### JOB
Write out the full set of records exactly. Any pictures in them do not belong in the copy.

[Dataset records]
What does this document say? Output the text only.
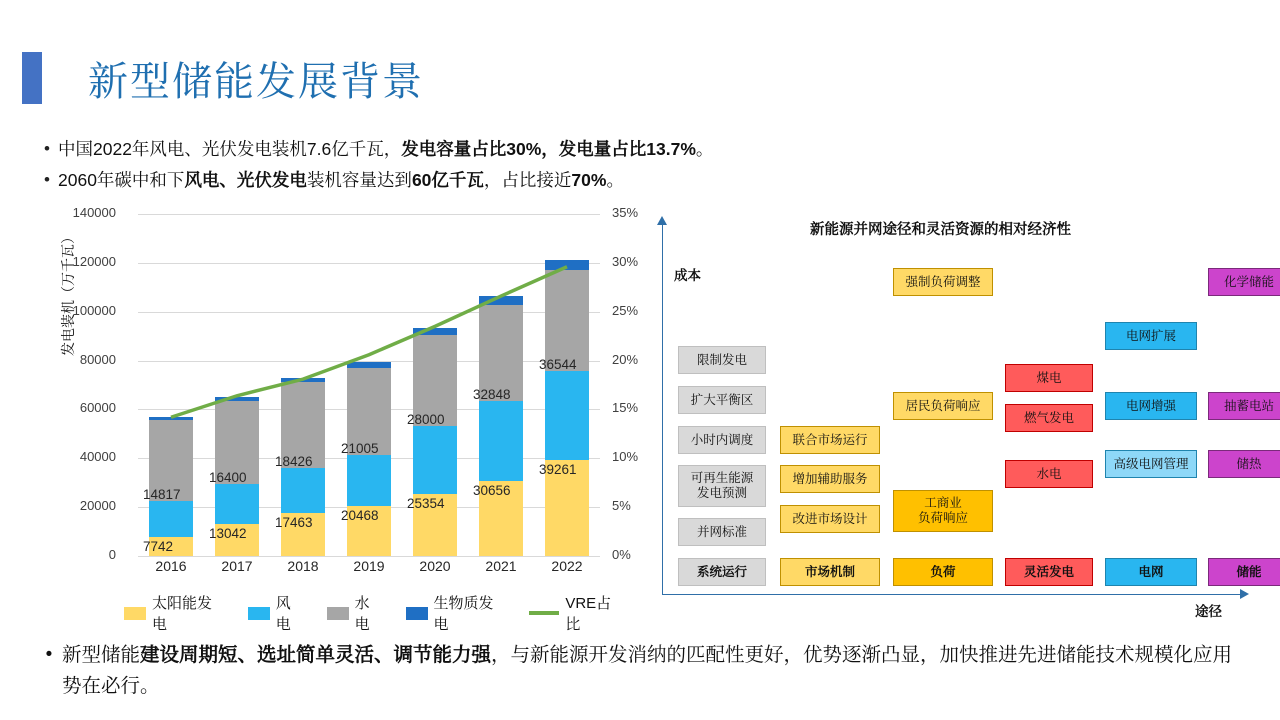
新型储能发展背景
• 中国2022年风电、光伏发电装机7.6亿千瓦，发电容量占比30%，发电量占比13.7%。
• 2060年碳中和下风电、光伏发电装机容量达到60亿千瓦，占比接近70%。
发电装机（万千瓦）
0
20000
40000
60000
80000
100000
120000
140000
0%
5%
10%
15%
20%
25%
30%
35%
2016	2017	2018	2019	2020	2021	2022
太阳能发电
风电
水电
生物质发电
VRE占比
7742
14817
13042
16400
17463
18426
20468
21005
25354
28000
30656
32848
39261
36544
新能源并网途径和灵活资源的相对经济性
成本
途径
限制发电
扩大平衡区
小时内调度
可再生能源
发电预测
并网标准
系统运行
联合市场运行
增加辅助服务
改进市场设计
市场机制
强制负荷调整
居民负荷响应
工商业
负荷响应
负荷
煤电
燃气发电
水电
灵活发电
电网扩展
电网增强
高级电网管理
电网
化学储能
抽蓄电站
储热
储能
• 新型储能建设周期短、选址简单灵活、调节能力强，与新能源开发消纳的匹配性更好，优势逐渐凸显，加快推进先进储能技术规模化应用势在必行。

### CORRECT ANSWER
What does this document say? Output the text only.
新型储能发展背景
• 中国2022年风电、光伏发电装机7.6亿千瓦，发电容量占比30%，发电量占比13.7%。
• 2060年碳中和下风电、光伏发电装机容量达到60亿千瓦，占比接近70%。
发电装机（万千瓦）
0
20000
40000
60000
80000
100000
120000
140000
0%
5%
10%
15%
20%
25%
30%
35%
2016	2017	2018	2019	2020	2021	2022
太阳能发电
风电
水电
生物质发电
VRE占比
7742
14817
13042
16400
17463
18426
20468
21005
25354
28000
30656
32848
39261
36544
新能源并网途径和灵活资源的相对经济性
成本
途径
限制发电
扩大平衡区
小时内调度
可再生能源
发电预测
并网标准
系统运行
联合市场运行
增加辅助服务
改进市场设计
市场机制
强制负荷调整
居民负荷响应
工商业
负荷响应
负荷
煤电
燃气发电
水电
灵活发电
电网扩展
电网增强
高级电网管理
电网
化学储能
抽蓄电站
储热
储能
• 新型储能建设周期短、选址简单灵活、调节能力强，与新能源开发消纳的匹配性更好，优势逐渐凸显，加快推进先进储能技术规模化应用势在必行。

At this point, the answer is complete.